(What is being asked)
Copy each line that contains the word "name".

(Provided records)
┌────────

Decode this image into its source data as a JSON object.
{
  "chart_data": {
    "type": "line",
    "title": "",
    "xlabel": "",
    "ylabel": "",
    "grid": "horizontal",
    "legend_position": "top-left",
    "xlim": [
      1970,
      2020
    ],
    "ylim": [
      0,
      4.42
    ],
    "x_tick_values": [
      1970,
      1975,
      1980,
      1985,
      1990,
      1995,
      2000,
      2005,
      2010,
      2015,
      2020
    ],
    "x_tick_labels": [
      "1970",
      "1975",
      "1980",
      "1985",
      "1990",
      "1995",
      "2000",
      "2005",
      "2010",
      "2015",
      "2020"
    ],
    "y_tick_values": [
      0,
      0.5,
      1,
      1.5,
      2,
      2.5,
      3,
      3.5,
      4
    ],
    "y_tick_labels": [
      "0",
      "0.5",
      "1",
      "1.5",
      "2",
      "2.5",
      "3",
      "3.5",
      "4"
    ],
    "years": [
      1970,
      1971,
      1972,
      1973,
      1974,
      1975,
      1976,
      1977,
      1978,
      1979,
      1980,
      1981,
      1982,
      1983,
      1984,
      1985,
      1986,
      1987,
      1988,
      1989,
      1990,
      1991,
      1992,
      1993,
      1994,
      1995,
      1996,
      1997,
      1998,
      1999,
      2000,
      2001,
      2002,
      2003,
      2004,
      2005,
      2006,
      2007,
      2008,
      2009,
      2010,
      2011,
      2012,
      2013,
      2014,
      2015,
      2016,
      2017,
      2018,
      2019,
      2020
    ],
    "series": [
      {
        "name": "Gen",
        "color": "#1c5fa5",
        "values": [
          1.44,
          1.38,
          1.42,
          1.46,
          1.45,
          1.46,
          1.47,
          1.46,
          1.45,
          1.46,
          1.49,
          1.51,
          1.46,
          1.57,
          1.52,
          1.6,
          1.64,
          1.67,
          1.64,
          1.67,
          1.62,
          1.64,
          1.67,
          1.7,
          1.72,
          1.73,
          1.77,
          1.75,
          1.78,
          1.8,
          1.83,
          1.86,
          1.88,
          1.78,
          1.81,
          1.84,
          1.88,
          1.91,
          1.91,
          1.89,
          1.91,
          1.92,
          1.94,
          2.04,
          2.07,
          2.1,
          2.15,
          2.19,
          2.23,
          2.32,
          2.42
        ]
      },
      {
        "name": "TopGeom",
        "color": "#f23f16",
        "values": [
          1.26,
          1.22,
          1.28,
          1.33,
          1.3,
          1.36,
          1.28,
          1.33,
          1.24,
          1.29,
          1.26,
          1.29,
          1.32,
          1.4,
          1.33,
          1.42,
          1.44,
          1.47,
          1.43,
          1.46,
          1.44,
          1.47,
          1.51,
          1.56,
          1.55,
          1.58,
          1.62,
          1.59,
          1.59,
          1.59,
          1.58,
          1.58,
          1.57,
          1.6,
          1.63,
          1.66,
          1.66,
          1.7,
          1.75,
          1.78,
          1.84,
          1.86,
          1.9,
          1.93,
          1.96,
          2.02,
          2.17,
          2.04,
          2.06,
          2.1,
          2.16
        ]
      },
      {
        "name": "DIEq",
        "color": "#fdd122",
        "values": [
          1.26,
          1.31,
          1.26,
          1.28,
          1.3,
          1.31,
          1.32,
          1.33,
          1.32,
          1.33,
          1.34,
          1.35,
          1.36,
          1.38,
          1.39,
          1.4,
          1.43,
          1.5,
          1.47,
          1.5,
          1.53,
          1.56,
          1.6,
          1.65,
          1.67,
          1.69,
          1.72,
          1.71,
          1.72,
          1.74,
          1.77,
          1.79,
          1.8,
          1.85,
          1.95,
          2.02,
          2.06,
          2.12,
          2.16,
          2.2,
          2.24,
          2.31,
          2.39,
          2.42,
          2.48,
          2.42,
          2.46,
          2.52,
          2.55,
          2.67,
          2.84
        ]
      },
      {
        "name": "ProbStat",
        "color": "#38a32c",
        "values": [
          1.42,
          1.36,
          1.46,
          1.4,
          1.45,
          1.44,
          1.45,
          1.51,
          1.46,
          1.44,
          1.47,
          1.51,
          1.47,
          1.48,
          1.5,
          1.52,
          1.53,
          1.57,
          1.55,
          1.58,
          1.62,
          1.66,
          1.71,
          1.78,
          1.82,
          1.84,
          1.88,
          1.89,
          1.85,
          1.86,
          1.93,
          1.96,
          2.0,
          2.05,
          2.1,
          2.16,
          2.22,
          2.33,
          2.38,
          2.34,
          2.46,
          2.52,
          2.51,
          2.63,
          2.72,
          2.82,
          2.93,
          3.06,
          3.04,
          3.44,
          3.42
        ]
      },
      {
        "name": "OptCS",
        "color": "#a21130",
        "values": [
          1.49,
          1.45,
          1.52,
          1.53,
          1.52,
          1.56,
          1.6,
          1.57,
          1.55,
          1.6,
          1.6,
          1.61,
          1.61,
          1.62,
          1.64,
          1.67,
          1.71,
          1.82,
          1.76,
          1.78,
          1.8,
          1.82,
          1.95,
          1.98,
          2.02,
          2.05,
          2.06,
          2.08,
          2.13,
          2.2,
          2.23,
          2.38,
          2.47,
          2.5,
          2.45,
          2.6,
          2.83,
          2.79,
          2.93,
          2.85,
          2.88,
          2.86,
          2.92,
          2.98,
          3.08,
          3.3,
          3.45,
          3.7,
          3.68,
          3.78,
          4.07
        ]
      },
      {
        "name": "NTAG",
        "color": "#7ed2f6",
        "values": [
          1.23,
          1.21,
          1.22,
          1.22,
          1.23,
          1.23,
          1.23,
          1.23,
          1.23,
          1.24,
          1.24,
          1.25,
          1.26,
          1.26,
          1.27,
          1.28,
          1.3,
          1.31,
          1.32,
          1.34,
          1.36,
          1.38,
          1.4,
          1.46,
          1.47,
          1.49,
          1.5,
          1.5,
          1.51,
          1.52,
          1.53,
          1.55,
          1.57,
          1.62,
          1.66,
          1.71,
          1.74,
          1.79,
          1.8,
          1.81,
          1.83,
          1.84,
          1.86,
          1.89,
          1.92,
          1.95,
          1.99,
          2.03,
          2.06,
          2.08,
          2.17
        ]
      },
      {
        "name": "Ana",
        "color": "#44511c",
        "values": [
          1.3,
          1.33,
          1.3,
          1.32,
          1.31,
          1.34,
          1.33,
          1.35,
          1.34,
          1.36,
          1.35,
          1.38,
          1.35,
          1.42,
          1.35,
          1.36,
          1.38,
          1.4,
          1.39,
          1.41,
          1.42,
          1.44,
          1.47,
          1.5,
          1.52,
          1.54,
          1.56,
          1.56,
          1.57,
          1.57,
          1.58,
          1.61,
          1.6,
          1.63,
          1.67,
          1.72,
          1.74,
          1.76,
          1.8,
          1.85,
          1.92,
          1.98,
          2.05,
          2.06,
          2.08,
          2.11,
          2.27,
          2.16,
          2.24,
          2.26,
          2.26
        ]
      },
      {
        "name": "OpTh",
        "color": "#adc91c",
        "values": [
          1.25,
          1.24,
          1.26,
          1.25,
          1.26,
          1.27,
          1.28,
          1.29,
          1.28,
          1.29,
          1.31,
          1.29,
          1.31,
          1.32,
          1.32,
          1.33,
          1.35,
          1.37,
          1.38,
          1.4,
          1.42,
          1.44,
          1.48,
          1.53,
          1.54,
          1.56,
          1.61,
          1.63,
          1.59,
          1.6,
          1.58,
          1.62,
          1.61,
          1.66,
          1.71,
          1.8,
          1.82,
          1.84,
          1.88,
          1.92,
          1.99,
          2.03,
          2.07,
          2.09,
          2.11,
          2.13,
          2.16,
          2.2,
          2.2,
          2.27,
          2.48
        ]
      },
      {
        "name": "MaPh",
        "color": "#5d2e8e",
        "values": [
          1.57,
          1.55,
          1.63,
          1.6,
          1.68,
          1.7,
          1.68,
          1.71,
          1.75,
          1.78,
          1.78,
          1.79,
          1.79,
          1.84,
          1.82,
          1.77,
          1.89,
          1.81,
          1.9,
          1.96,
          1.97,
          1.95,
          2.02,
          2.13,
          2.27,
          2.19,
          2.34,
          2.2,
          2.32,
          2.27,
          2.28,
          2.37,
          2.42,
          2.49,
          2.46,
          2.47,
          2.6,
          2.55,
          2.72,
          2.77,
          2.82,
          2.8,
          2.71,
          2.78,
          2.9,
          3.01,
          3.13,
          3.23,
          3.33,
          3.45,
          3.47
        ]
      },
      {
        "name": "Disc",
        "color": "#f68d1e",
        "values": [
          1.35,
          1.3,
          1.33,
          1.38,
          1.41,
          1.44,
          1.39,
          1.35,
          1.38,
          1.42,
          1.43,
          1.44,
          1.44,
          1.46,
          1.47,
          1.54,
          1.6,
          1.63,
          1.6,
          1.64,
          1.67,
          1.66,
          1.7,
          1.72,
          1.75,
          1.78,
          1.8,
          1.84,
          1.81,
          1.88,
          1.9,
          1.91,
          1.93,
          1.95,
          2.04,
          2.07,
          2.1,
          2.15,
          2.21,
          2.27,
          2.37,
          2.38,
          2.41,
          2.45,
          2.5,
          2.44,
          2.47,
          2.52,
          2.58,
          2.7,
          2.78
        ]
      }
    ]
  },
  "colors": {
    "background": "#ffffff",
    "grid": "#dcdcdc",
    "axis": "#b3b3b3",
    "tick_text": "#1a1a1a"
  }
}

└────────

(Answer to this exercise)
        "name": "Gen",
        "name": "TopGeom",
        "name": "DIEq",
        "name": "ProbStat",
        "name": "OptCS",
        "name": "NTAG",
        "name": "Ana",
        "name": "OpTh",
        "name": "MaPh",
        "name": "Disc",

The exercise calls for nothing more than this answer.